Print the listing below exactly.
========================
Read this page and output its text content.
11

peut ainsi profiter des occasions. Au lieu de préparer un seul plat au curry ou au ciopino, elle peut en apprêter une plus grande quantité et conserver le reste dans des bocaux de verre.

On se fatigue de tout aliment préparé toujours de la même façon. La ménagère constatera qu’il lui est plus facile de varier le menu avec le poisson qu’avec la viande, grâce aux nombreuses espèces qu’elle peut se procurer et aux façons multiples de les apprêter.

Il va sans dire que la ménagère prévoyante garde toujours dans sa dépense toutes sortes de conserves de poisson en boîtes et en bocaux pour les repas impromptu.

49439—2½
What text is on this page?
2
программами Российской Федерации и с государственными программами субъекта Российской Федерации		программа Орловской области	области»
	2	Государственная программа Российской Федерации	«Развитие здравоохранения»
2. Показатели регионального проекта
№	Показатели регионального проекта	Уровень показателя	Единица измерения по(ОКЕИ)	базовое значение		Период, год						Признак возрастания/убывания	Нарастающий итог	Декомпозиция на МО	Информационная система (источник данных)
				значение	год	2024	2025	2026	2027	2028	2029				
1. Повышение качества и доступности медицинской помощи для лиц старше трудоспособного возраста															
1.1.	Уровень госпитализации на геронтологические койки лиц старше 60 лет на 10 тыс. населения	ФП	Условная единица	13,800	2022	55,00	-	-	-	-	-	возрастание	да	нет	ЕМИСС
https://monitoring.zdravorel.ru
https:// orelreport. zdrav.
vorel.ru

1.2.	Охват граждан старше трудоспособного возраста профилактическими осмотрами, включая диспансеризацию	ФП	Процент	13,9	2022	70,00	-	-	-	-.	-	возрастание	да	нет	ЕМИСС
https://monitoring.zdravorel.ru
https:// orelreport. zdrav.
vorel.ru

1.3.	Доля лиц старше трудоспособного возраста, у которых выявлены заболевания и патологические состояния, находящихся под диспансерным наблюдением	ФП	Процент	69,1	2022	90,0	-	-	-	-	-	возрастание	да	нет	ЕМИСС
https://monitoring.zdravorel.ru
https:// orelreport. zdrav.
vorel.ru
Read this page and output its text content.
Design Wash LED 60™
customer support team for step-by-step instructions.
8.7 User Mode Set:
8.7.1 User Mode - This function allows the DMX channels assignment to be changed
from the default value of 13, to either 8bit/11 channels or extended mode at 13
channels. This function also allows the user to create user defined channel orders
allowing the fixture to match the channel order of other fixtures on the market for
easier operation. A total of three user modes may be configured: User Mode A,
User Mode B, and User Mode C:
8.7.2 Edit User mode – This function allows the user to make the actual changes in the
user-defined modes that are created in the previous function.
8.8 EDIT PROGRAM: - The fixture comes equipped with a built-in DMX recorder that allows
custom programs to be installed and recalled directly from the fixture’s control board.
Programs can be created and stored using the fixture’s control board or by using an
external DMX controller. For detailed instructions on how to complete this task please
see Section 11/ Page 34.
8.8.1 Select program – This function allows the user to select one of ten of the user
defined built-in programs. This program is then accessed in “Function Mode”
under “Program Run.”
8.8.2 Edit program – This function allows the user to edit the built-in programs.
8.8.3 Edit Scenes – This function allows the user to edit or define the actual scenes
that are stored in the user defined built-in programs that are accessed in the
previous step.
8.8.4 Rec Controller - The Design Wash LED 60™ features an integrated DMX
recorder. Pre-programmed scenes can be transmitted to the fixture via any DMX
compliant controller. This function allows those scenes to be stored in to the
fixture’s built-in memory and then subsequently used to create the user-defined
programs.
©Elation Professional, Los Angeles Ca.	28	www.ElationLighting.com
========================
→ ANSWER TO THIS PROBLEM:
Read this page and output its text content.
11

peut ainsi profiter des occasions. Au lieu de préparer un seul plat au curry ou au ciopino, elle peut en apprêter une plus grande quantité et conserver le reste dans des bocaux de verre.

On se fatigue de tout aliment préparé toujours de la même façon. La ménagère constatera qu’il lui est plus facile de varier le menu avec le poisson qu’avec la viande, grâce aux nombreuses espèces qu’elle peut se procurer et aux façons multiples de les apprêter.

Il va sans dire que la ménagère prévoyante garde toujours dans sa dépense toutes sortes de conserves de poisson en boîtes et en bocaux pour les repas impromptu.

49439—2½
What text is on this page?
2
программами Российской Федерации и с государственными программами субъекта Российской Федерации		программа Орловской области	области»
	2	Государственная программа Российской Федерации	«Развитие здравоохранения»
2. Показатели регионального проекта
№	Показатели регионального проекта	Уровень показателя	Единица измерения по(ОКЕИ)	базовое значение		Период, год						Признак возрастания/убывания	Нарастающий итог	Декомпозиция на МО	Информационная система (источник данных)
				значение	год	2024	2025	2026	2027	2028	2029				
1. Повышение качества и доступности медицинской помощи для лиц старше трудоспособного возраста															
1.1.	Уровень госпитализации на геронтологические койки лиц старше 60 лет на 10 тыс. населения	ФП	Условная единица	13,800	2022	55,00	-	-	-	-	-	возрастание	да	нет	ЕМИСС
https://monitoring.zdravorel.ru
https:// orelreport. zdrav.
vorel.ru

1.2.	Охват граждан старше трудоспособного возраста профилактическими осмотрами, включая диспансеризацию	ФП	Процент	13,9	2022	70,00	-	-	-	-.	-	возрастание	да	нет	ЕМИСС
https://monitoring.zdravorel.ru
https:// orelreport. zdrav.
vorel.ru

1.3.	Доля лиц старше трудоспособного возраста, у которых выявлены заболевания и патологические состояния, находящихся под диспансерным наблюдением	ФП	Процент	69,1	2022	90,0	-	-	-	-	-	возрастание	да	нет	ЕМИСС
https://monitoring.zdravorel.ru
https:// orelreport. zdrav.
vorel.ru
Read this page and output its text content.
Design Wash LED 60™
customer support team for step-by-step instructions.
8.7 User Mode Set:
8.7.1 User Mode - This function allows the DMX channels assignment to be changed
from the default value of 13, to either 8bit/11 channels or extended mode at 13
channels. This function also allows the user to create user defined channel orders
allowing the fixture to match the channel order of other fixtures on the market for
easier operation. A total of three user modes may be configured: User Mode A,
User Mode B, and User Mode C:
8.7.2 Edit User mode – This function allows the user to make the actual changes in the
user-defined modes that are created in the previous function.
8.8 EDIT PROGRAM: - The fixture comes equipped with a built-in DMX recorder that allows
custom programs to be installed and recalled directly from the fixture’s control board.
Programs can be created and stored using the fixture’s control board or by using an
external DMX controller. For detailed instructions on how to complete this task please
see Section 11/ Page 34.
8.8.1 Select program – This function allows the user to select one of ten of the user
defined built-in programs. This program is then accessed in “Function Mode”
under “Program Run.”
8.8.2 Edit program – This function allows the user to edit the built-in programs.
8.8.3 Edit Scenes – This function allows the user to edit or define the actual scenes
that are stored in the user defined built-in programs that are accessed in the
previous step.
8.8.4 Rec Controller - The Design Wash LED 60™ features an integrated DMX
recorder. Pre-programmed scenes can be transmitted to the fixture via any DMX
compliant controller. This function allows those scenes to be stored in to the
fixture’s built-in memory and then subsequently used to create the user-defined
programs.
©Elation Professional, Los Angeles Ca.	28	www.ElationLighting.com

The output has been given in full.